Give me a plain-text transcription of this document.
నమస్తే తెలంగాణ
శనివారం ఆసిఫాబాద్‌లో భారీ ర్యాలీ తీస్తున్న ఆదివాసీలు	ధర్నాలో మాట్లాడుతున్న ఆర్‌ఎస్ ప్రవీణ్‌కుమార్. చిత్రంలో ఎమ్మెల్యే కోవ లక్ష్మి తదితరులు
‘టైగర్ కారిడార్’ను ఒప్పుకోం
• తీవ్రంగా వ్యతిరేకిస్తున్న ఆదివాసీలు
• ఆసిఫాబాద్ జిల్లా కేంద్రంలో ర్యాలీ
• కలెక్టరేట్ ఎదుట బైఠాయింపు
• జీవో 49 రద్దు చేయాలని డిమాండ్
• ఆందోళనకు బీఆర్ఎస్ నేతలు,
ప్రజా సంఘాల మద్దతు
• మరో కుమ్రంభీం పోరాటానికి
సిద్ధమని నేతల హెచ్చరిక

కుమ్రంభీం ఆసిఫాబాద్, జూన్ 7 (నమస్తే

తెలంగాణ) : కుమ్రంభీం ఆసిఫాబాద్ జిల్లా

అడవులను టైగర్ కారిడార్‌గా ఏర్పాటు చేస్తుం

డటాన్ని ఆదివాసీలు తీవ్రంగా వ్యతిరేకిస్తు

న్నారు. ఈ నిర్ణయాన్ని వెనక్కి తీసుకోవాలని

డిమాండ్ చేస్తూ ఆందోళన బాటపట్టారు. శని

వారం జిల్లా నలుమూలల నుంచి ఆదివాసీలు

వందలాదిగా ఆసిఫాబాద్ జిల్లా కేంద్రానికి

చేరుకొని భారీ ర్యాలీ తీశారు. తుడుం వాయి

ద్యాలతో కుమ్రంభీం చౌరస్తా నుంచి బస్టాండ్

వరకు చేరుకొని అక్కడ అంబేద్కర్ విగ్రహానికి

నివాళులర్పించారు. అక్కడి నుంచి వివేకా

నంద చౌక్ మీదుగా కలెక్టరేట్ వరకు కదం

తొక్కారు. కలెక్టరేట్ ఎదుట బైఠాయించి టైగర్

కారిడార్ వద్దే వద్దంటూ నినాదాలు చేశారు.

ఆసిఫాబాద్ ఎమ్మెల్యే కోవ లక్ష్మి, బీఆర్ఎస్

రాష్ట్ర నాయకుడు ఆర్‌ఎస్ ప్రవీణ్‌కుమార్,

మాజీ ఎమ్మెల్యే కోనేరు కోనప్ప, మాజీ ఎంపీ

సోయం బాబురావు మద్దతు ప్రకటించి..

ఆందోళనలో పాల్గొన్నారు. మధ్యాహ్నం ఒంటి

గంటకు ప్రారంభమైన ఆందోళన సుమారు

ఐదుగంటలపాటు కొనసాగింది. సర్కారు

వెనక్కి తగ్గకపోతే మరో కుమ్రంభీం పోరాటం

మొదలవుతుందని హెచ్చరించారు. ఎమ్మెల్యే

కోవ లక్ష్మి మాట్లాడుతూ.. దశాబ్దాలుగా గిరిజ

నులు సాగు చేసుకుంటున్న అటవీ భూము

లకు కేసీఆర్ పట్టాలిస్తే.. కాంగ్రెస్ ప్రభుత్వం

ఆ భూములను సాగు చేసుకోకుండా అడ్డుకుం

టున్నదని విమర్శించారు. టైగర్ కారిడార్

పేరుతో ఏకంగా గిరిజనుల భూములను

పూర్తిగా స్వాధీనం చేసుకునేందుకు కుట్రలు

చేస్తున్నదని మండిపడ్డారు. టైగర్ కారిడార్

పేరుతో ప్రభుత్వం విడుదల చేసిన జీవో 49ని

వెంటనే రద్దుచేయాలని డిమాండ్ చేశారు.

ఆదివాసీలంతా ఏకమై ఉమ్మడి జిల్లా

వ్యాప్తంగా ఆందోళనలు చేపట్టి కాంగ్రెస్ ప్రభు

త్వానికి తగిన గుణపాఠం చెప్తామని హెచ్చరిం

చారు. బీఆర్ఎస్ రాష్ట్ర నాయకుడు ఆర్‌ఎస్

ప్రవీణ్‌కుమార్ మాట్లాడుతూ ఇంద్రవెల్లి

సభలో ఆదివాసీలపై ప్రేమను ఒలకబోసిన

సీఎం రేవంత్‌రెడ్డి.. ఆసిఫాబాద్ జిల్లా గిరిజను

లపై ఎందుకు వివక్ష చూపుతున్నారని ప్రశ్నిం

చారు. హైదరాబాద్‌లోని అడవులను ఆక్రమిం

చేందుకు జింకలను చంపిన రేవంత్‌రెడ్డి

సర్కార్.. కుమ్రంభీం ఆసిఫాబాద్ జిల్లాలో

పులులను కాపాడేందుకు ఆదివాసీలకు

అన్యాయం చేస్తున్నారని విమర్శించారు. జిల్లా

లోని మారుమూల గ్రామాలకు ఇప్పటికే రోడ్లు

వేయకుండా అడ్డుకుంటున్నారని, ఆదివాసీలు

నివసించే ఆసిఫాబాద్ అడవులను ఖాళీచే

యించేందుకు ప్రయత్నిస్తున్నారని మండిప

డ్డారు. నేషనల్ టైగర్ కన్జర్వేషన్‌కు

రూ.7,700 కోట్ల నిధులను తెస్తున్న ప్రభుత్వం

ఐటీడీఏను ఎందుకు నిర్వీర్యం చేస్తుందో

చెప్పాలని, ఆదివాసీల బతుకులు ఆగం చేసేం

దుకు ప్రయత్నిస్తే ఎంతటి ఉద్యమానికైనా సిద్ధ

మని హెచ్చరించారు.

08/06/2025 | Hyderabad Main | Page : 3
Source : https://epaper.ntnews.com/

··········

Task objective — Write the material out again word for word.

Complete response —
Give me a plain-text transcription of this document.
నమస్తే తెలంగాణ
శనివారం ఆసిఫాబాద్‌లో భారీ ర్యాలీ తీస్తున్న ఆదివాసీలు	ధర్నాలో మాట్లాడుతున్న ఆర్‌ఎస్ ప్రవీణ్‌కుమార్. చిత్రంలో ఎమ్మెల్యే కోవ లక్ష్మి తదితరులు
‘టైగర్ కారిడార్’ను ఒప్పుకోం
• తీవ్రంగా వ్యతిరేకిస్తున్న ఆదివాసీలు
• ఆసిఫాబాద్ జిల్లా కేంద్రంలో ర్యాలీ
• కలెక్టరేట్ ఎదుట బైఠాయింపు
• జీవో 49 రద్దు చేయాలని డిమాండ్
• ఆందోళనకు బీఆర్ఎస్ నేతలు,
ప్రజా సంఘాల మద్దతు
• మరో కుమ్రంభీం పోరాటానికి
సిద్ధమని నేతల హెచ్చరిక

కుమ్రంభీం ఆసిఫాబాద్, జూన్ 7 (నమస్తే

తెలంగాణ) : కుమ్రంభీం ఆసిఫాబాద్ జిల్లా

అడవులను టైగర్ కారిడార్‌గా ఏర్పాటు చేస్తుం

డటాన్ని ఆదివాసీలు తీవ్రంగా వ్యతిరేకిస్తు

న్నారు. ఈ నిర్ణయాన్ని వెనక్కి తీసుకోవాలని

డిమాండ్ చేస్తూ ఆందోళన బాటపట్టారు. శని

వారం జిల్లా నలుమూలల నుంచి ఆదివాసీలు

వందలాదిగా ఆసిఫాబాద్ జిల్లా కేంద్రానికి

చేరుకొని భారీ ర్యాలీ తీశారు. తుడుం వాయి

ద్యాలతో కుమ్రంభీం చౌరస్తా నుంచి బస్టాండ్

వరకు చేరుకొని అక్కడ అంబేద్కర్ విగ్రహానికి

నివాళులర్పించారు. అక్కడి నుంచి వివేకా

నంద చౌక్ మీదుగా కలెక్టరేట్ వరకు కదం

తొక్కారు. కలెక్టరేట్ ఎదుట బైఠాయించి టైగర్

కారిడార్ వద్దే వద్దంటూ నినాదాలు చేశారు.

ఆసిఫాబాద్ ఎమ్మెల్యే కోవ లక్ష్మి, బీఆర్ఎస్

రాష్ట్ర నాయకుడు ఆర్‌ఎస్ ప్రవీణ్‌కుమార్,

మాజీ ఎమ్మెల్యే కోనేరు కోనప్ప, మాజీ ఎంపీ

సోయం బాబురావు మద్దతు ప్రకటించి..

ఆందోళనలో పాల్గొన్నారు. మధ్యాహ్నం ఒంటి

గంటకు ప్రారంభమైన ఆందోళన సుమారు

ఐదుగంటలపాటు కొనసాగింది. సర్కారు

వెనక్కి తగ్గకపోతే మరో కుమ్రంభీం పోరాటం

మొదలవుతుందని హెచ్చరించారు. ఎమ్మెల్యే

కోవ లక్ష్మి మాట్లాడుతూ.. దశాబ్దాలుగా గిరిజ

నులు సాగు చేసుకుంటున్న అటవీ భూము

లకు కేసీఆర్ పట్టాలిస్తే.. కాంగ్రెస్ ప్రభుత్వం

ఆ భూములను సాగు చేసుకోకుండా అడ్డుకుం

టున్నదని విమర్శించారు. టైగర్ కారిడార్

పేరుతో ఏకంగా గిరిజనుల భూములను

పూర్తిగా స్వాధీనం చేసుకునేందుకు కుట్రలు

చేస్తున్నదని మండిపడ్డారు. టైగర్ కారిడార్

పేరుతో ప్రభుత్వం విడుదల చేసిన జీవో 49ని

వెంటనే రద్దుచేయాలని డిమాండ్ చేశారు.

ఆదివాసీలంతా ఏకమై ఉమ్మడి జిల్లా

వ్యాప్తంగా ఆందోళనలు చేపట్టి కాంగ్రెస్ ప్రభు

త్వానికి తగిన గుణపాఠం చెప్తామని హెచ్చరిం

చారు. బీఆర్ఎస్ రాష్ట్ర నాయకుడు ఆర్‌ఎస్

ప్రవీణ్‌కుమార్ మాట్లాడుతూ ఇంద్రవెల్లి

సభలో ఆదివాసీలపై ప్రేమను ఒలకబోసిన

సీఎం రేవంత్‌రెడ్డి.. ఆసిఫాబాద్ జిల్లా గిరిజను

లపై ఎందుకు వివక్ష చూపుతున్నారని ప్రశ్నిం

చారు. హైదరాబాద్‌లోని అడవులను ఆక్రమిం

చేందుకు జింకలను చంపిన రేవంత్‌రెడ్డి

సర్కార్.. కుమ్రంభీం ఆసిఫాబాద్ జిల్లాలో

పులులను కాపాడేందుకు ఆదివాసీలకు

అన్యాయం చేస్తున్నారని విమర్శించారు. జిల్లా

లోని మారుమూల గ్రామాలకు ఇప్పటికే రోడ్లు

వేయకుండా అడ్డుకుంటున్నారని, ఆదివాసీలు

నివసించే ఆసిఫాబాద్ అడవులను ఖాళీచే

యించేందుకు ప్రయత్నిస్తున్నారని మండిప

డ్డారు. నేషనల్ టైగర్ కన్జర్వేషన్‌కు

రూ.7,700 కోట్ల నిధులను తెస్తున్న ప్రభుత్వం

ఐటీడీఏను ఎందుకు నిర్వీర్యం చేస్తుందో

చెప్పాలని, ఆదివాసీల బతుకులు ఆగం చేసేం

దుకు ప్రయత్నిస్తే ఎంతటి ఉద్యమానికైనా సిద్ధ

మని హెచ్చరించారు.

08/06/2025 | Hyderabad Main | Page : 3
Source : https://epaper.ntnews.com/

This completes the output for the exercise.